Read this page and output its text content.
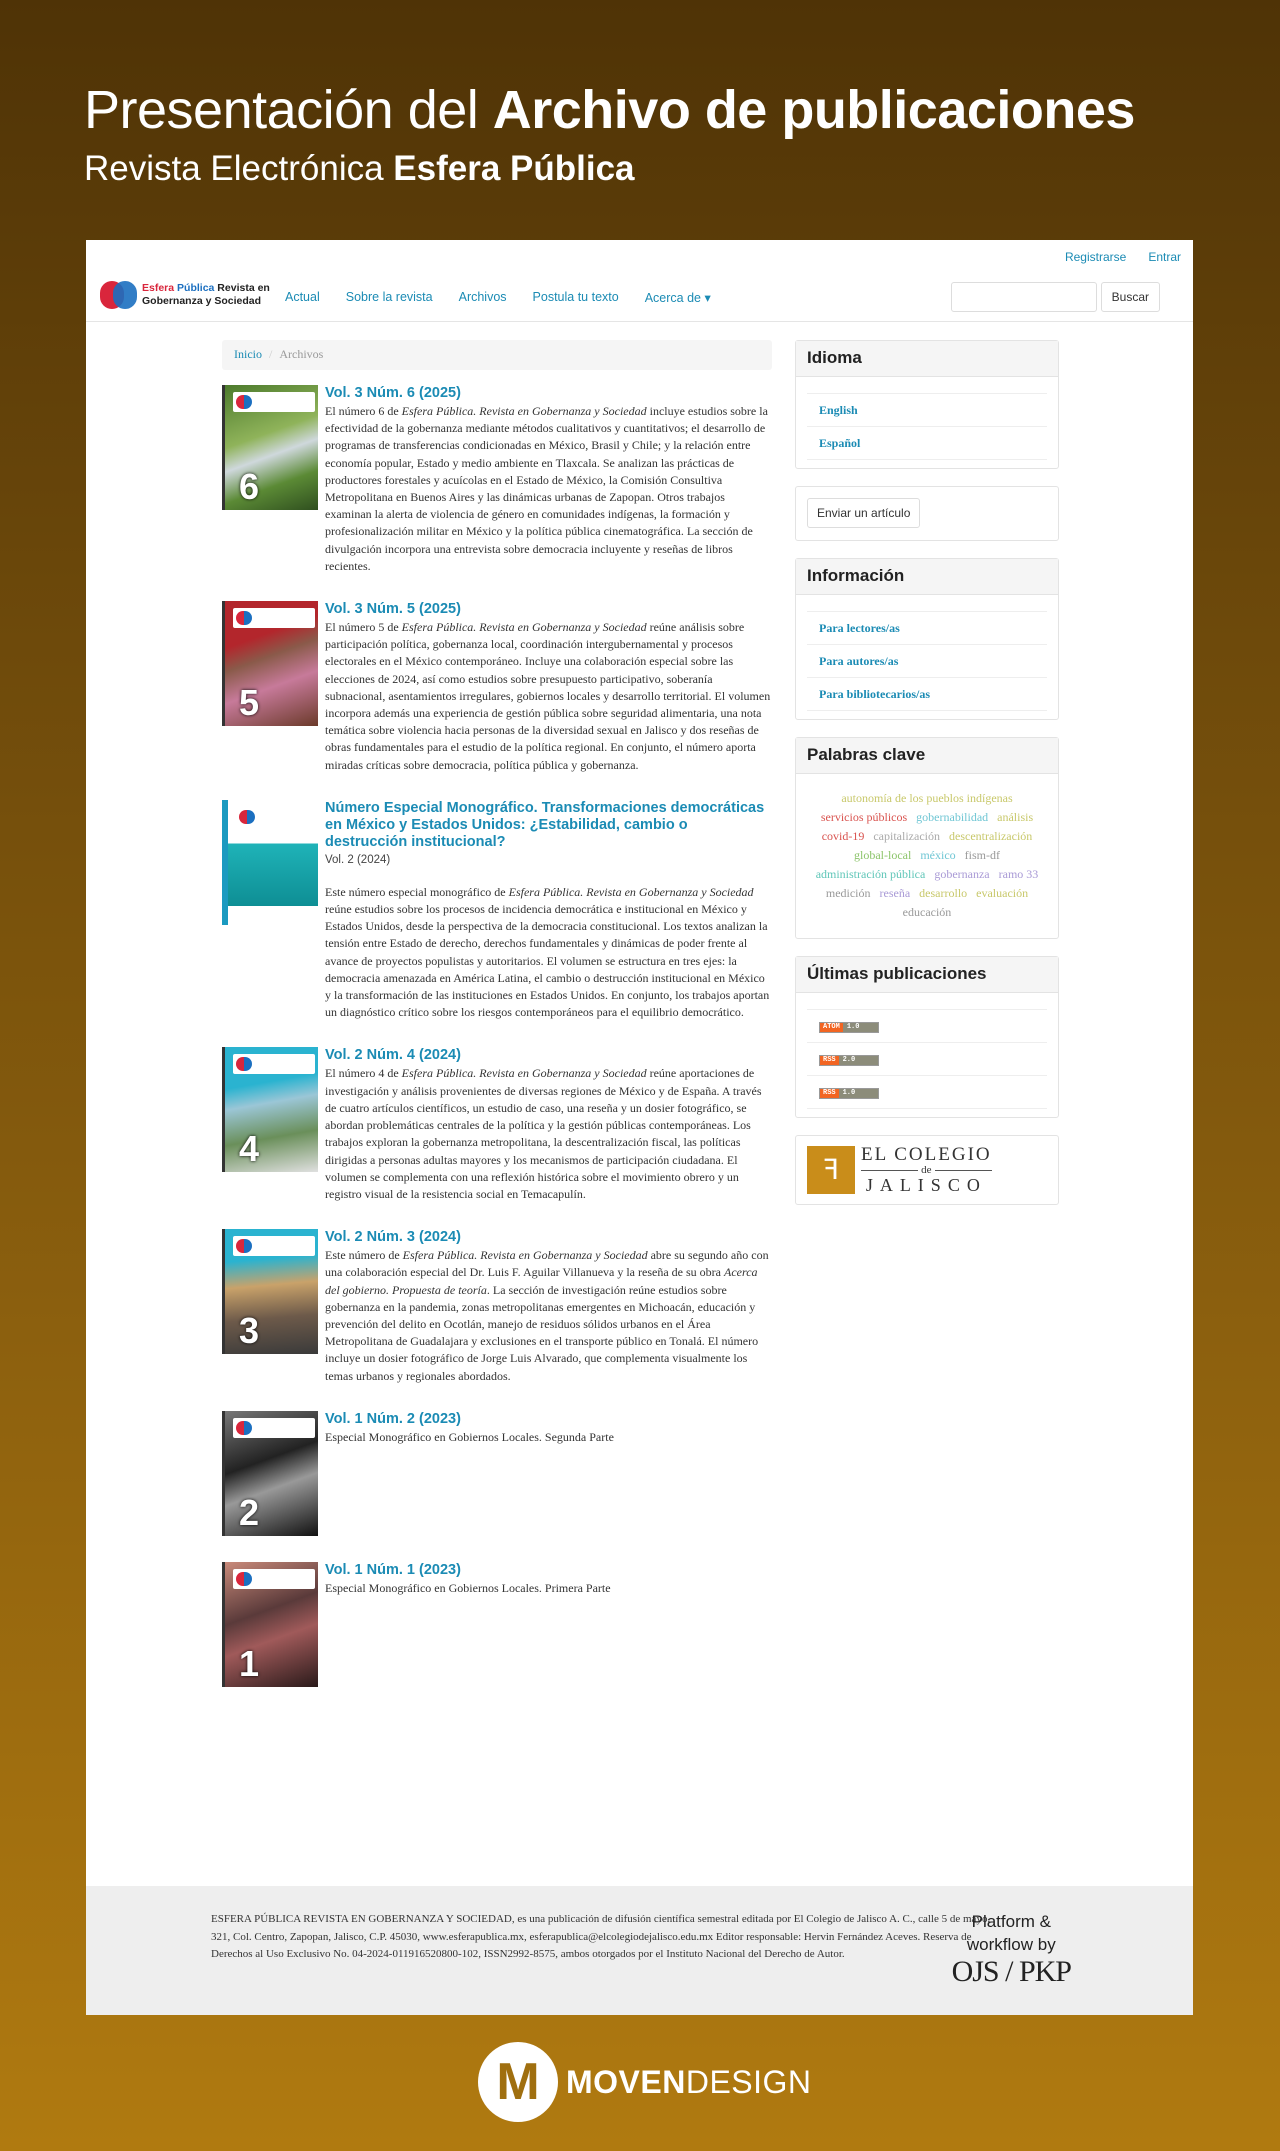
Presentación del Archivo de publicaciones
Revista Electrónica Esfera Pública
Registrarse Entrar
Esfera Pública Revista en
Gobernanza y Sociedad	Actual Sobre la revista Archivos Postula tu texto Acerca de ▾	Buscar
Inicio / Archivos
6
Vol. 3 Núm. 6 (2025)

El número 6 de Esfera Pública. Revista en Gobernanza y Sociedad incluye estudios sobre la efectividad de la gobernanza mediante métodos cualitativos y cuantitativos; el desarrollo de programas de transferencias condicionadas en México, Brasil y Chile; y la relación entre economía popular, Estado y medio ambiente en Tlaxcala. Se analizan las prácticas de productores forestales y acuícolas en el Estado de México, la Comisión Consultiva Metropolitana en Buenos Aires y las dinámicas urbanas de Zapopan. Otros trabajos examinan la alerta de violencia de género en comunidades indígenas, la formación y profesionalización militar en México y la política pública cinematográfica. La sección de divulgación incorpora una entrevista sobre democracia incluyente y reseñas de libros recientes.

5
Vol. 3 Núm. 5 (2025)

El número 5 de Esfera Pública. Revista en Gobernanza y Sociedad reúne análisis sobre participación política, gobernanza local, coordinación intergubernamental y procesos electorales en el México contemporáneo. Incluye una colaboración especial sobre las elecciones de 2024, así como estudios sobre presupuesto participativo, soberanía subnacional, asentamientos irregulares, gobiernos locales y desarrollo territorial. El volumen incorpora además una experiencia de gestión pública sobre seguridad alimentaria, una nota temática sobre violencia hacia personas de la diversidad sexual en Jalisco y dos reseñas de obras fundamentales para el estudio de la política regional. En conjunto, el número aporta miradas críticas sobre democracia, política pública y gobernanza.

Número Especial Monográfico. Transformaciones democráticas en México y Estados Unidos: ¿Estabilidad, cambio o destrucción institucional?

Vol. 2 (2024)

Este número especial monográfico de Esfera Pública. Revista en Gobernanza y Sociedad reúne estudios sobre los procesos de incidencia democrática e institucional en México y Estados Unidos, desde la perspectiva de la democracia constitucional. Los textos analizan la tensión entre Estado de derecho, derechos fundamentales y dinámicas de poder frente al avance de proyectos populistas y autoritarios. El volumen se estructura en tres ejes: la democracia amenazada en América Latina, el cambio o destrucción institucional en México y la transformación de las instituciones en Estados Unidos. En conjunto, los trabajos aportan un diagnóstico crítico sobre los riesgos contemporáneos para el equilibrio democrático.

4
Vol. 2 Núm. 4 (2024)

El número 4 de Esfera Pública. Revista en Gobernanza y Sociedad reúne aportaciones de investigación y análisis provenientes de diversas regiones de México y de España. A través de cuatro artículos científicos, un estudio de caso, una reseña y un dosier fotográfico, se abordan problemáticas centrales de la política y la gestión públicas contemporáneas. Los trabajos exploran la gobernanza metropolitana, la descentralización fiscal, las políticas dirigidas a personas adultas mayores y los mecanismos de participación ciudadana. El volumen se complementa con una reflexión histórica sobre el movimiento obrero y un registro visual de la resistencia social en Temacapulín.

3
Vol. 2 Núm. 3 (2024)

Este número de Esfera Pública. Revista en Gobernanza y Sociedad abre su segundo año con una colaboración especial del Dr. Luis F. Aguilar Villanueva y la reseña de su obra Acerca del gobierno. Propuesta de teoría. La sección de investigación reúne estudios sobre gobernanza en la pandemia, zonas metropolitanas emergentes en Michoacán, educación y prevención del delito en Ocotlán, manejo de residuos sólidos urbanos en el Área Metropolitana de Guadalajara y exclusiones en el transporte público en Tonalá. El número incluye un dosier fotográfico de Jorge Luis Alvarado, que complementa visualmente los temas urbanos y regionales abordados.

2
Vol. 1 Núm. 2 (2023)

Especial Monográfico en Gobiernos Locales. Segunda Parte

1
Vol. 1 Núm. 1 (2023)

Especial Monográfico en Gobiernos Locales. Primera Parte

Idioma
English
Español
Enviar un artículo
Información
Para lectores/as
Para autores/as
Para bibliotecarios/as
Palabras clave
autonomía de los pueblos indígenas
servicios públicos gobernabilidad análisis
covid-19 capitalización descentralización
global-local méxico fism-df
administración pública gobernanza ramo 33
medición reseña desarrollo evaluación
educación
Últimas publicaciones
ATOM	1.0
RSS	2.0
RSS	1.0
ꟻ
EL COLEGIO
de
JALISCO

ESFERA PÚBLICA REVISTA EN GOBERNANZA Y SOCIEDAD, es una publicación de difusión científica semestral editada por El Colegio de Jalisco A. C., calle 5 de mayo, 321, Col. Centro, Zapopan, Jalisco, C.P. 45030, www.esferapublica.mx, esferapublica@elcolegiodejalisco.edu.mx Editor responsable: Hervin Fernández Aceves. Reserva de Derechos al Uso Exclusivo No. 04-2024-011916520800-102, ISSN2992-8575, ambos otorgados por el Instituto Nacional del Derecho de Autor.

Platform &
workflow by
OJS / PKP
M MOVENDESIGN
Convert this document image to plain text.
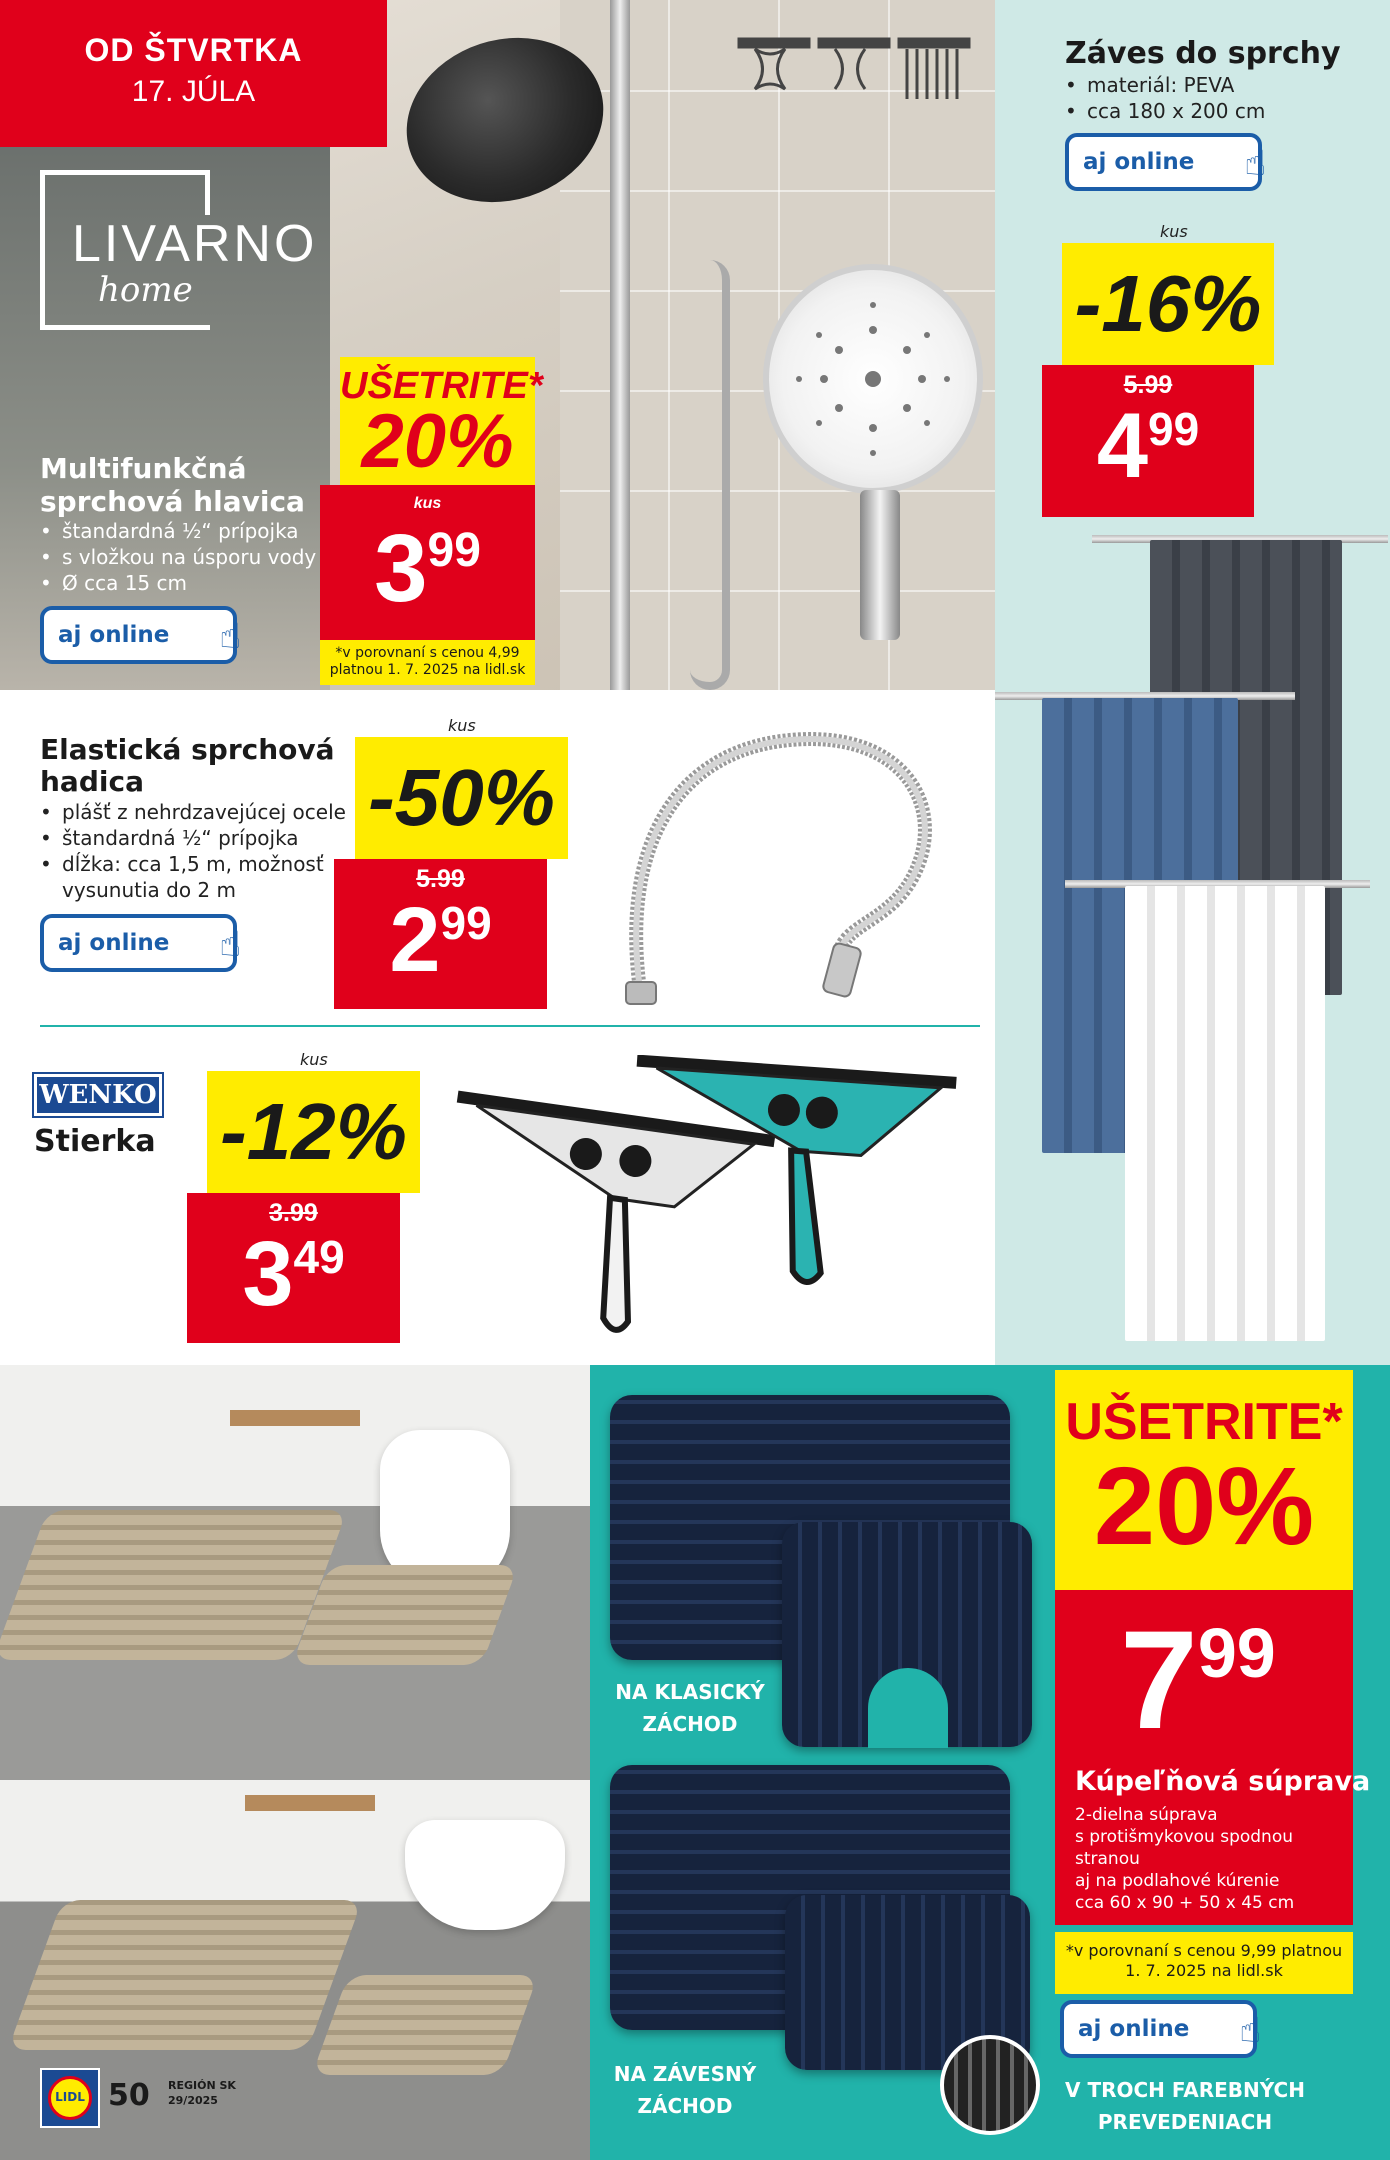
OD ŠTVRTKA
17. JÚLA
LIVARNO
home
Multifunkčná sprchová hlavica
• štandardná ½“ prípojka
• s vložkou na úsporu vody
• Ø cca 15 cm
aj online ☝
UŠETRITE*
20%
kus
$3^{99}$
*v porovnaní s cenou 4,99 platnou 1. 7. 2025 na lidl.sk
Záves do sprchy
• materiál: PEVA
• cca 180 x 200 cm
aj online ☝
kus
-16%
5.99
$4^{99}$
Elastická sprchová hadica
• plášť z nehrdzavejúcej ocele
• štandardná ½“ prípojka
• dĺžka: cca 1,5 m, možnosť vysunutia do 2 m
aj online ☝
kus
-50%
5.99
$2^{99}$
WENKO
Stierka
kus
-12%
3.99
$3^{49}$
NA KLASICKÝ ZÁCHOD
NA ZÁVESNÝ ZÁCHOD
UŠETRITE*
20%
$7^{99}$
Kúpeľňová súprava
2-dielna súprava
s protišmykovou spodnou stranou
aj na podlahové kúrenie
cca 60 x 90 + 50 x 45 cm
*v porovnaní s cenou 9,99 platnou 1. 7. 2025 na lidl.sk
aj online ☝
V TROCH FAREBNÝCH PREVEDENIACH
LIDL 50 REGIÓN SK
29/2025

• Instructions to follow
Search the listing for the word "platnou". Copy every line in which it occurs.

• Written solution
*v porovnaní s cenou 4,99 platnou 1. 7. 2025 na lidl.sk
*v porovnaní s cenou 9,99 platnou 1. 7. 2025 na lidl.sk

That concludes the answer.